▸ Задание:
Продолжите текст о Спасо-Преображенском соборе Соловецкого монастыря, начав сразу после его последнего предложения.

▸ Фрагмент документа:
# # #

Сначала были долгие разговоры в тесных и жарко натопленных кельях, занятых отделами музея. А потом меня как почетного гостя повели осматривать монастырь. Подробности этого первого знакомства давно погребены под толщей позднейших впечатлений. И все же я отчетливо помню крутую обледеневшую лестницу в стене, по которой мы с тогдашним заместителем директора Александром Мартыновым тщетно пытались вскарабкаться на чердак собора. Тогда он не принял нас. Но прошло время, — и соловецкий собор снизошел до меня со своей облачной высоты. Он приоткрыл мне лишь малую толику своего сокровенного знания. Но и ее хватило, чтобы я на всю жизнь остался его смиренным прихожанином…

 

Спасо-Преображенский собор Соловецкого монастыря, построенный в 1558 — 1566 годах, — самый оригинальный и впечатляющий архитектурный памятник русского Севера. Сегодня, после долгих лет реставрации, после повторного освящения и возобновления богослужений, он выглядит совсем не так, как выглядел два десятка лет назад. Нельзя сказать, что собор проиграл от реставрации, как это иногда случается с жемчужинами нашей древности. Напротив. Он как бы засветился снежной белизной своих стен, расцвел всем богатством изначальных форм, согрелся теплом песнопений и молитв.

 

Но я не забуду и тот собор, который покорил меня при первой встрече, который я потом подолгу наблюдал, приехав на Соловки тем же летом вместе с московскими студентами.

 

Издалека он напоминал тогда гранитную скалу. Однако четкие очертания стен и мерный ритм упругих закомар заставляли искать сородичей этого странного сооружения не в мире природы, а в мире архитектуры. И здесь из глубин памяти всплывали то монолиты египетских пирамид, то серые громады готических соборов.

# # #

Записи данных
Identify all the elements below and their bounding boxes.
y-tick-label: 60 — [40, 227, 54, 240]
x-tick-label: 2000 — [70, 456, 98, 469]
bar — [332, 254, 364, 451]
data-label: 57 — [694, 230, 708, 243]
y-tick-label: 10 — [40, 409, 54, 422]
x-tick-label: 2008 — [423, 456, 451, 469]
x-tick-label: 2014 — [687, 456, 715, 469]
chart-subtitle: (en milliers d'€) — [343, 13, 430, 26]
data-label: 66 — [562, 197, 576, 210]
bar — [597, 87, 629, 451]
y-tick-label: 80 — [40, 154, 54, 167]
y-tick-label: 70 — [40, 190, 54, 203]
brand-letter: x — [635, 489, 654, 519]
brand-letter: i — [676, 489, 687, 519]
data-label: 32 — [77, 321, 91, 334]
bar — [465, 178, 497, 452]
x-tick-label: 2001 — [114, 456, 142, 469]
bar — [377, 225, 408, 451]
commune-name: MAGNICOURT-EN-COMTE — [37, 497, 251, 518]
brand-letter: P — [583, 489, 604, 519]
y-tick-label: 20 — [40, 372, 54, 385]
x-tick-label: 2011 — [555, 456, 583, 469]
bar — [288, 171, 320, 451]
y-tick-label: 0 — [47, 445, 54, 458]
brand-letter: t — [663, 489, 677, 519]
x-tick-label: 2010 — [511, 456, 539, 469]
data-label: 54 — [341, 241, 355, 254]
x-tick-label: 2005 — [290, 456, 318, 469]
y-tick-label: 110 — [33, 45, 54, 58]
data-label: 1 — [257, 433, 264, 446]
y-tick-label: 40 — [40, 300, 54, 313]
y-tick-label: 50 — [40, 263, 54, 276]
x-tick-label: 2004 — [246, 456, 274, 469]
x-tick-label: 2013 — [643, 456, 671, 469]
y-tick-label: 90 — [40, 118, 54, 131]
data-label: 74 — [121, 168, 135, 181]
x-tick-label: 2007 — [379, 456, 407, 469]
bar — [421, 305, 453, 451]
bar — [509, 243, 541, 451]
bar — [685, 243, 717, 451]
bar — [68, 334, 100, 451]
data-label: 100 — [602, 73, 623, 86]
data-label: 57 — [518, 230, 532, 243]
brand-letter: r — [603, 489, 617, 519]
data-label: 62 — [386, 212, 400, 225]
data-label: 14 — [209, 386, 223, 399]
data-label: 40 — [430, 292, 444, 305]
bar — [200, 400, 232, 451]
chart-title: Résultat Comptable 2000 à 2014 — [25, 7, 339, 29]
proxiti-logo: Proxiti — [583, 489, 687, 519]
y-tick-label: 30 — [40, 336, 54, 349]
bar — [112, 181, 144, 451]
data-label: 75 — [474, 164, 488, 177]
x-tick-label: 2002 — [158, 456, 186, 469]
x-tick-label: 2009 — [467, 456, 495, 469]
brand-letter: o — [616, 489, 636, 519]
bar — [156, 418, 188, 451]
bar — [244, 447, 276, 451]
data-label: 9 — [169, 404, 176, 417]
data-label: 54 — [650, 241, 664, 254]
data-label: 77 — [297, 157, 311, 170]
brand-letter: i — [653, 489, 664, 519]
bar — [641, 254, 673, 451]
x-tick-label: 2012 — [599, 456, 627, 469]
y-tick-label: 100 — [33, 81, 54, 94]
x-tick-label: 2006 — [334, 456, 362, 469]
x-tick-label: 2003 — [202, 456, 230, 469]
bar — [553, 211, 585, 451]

# # #

▸ Результат выполнения:
Огромный и сумрачный, он гордо возвышался над прилепившимися к нему со всех сторон пристройками. Его центральная глава и башенки четырех приделов, поднятых на своды и создававших образ пятиглавия, были сверху словно обрублены. Обломы древнего темно-красного кирпича, как кровоточащие культи, были наспех "перевязаны" убогими дощатыми навесами в виде зонтиков. Белая известь стен от времени потемнела. Местами из-под нее проступали тяжелые кирпичи 16-го столетия.

 

Обезображенный и словно разгневанный, собор дышал какой-то грозной силой. Он устрашал и завораживал. Бывало мы часами сидели перед ним на скамейке у крыльца музея, то обсуждая его архитектурные особенности, то просто молча созерцая изъеденные временем старые стены.

 

Вступив через гигантский портал в его прохладный полумрак, каждый ощущал себя лицом к лицу с какой-то неведомой силой. Два огромных квадратных пилона, словно ноги гиганта, врастали в холодный каменный пол. Под высокими сводами дремало чуткое эхо. От узких окон тянулись прорезавшие полумрак золотые полосы солнечного света.

 

В соборе царило запустение. Откуда-то с самого верха свисала огромная ржавая цепь от паникадила. На восточной стене уныло торчали балки креплений иконостаса. Почти осыпавшаяся роспись стен напоминала о себе то чьим-то размытым силуэтом, то свитком с исчезнувшей надписью, то крылом давно улетевшего ангела.

 

Но и в этом была своя прелесть. Заброшенность и неустроенность собора странным образом удваивали его мистическую силу. В торжественных ритмах обнаженных архитектурных форм звучал несмолкаемый гимн Творцу.

 

Как часто, проходя мимо высокой каменной лестницы, ведущей на паперть собора, то один, то другой из нас вдруг останавливался и, постояв мгновение в раздумье, поднимался наверх, чтобы минуту-другую постоять в одиночестве под сводами и послушать этот безмолвный гимн.

 

Могучее притяжение собора испытали на себе все сколько-нибудь одухотворенные люди, бывавшие на Соловках. И каждый искал возможность как бы пообщаться с собором, оставить в нем как приношение частицу своей души. Случалось, в соборе по ночам играл на скрипке заезжий скрипач. А на другую ночь тут тихо пели странницы, поставив на амвон всего одну свечу, которая чудесным образом освещала все огромное пространство. И удивительное дело: ночная темнота собора не пугала даже самых робких. Как не было страха и в романтических полуночных прогулках по монастырю. Казалось, его могучие стены, его кресты и купола надежно защищают от всякого зла.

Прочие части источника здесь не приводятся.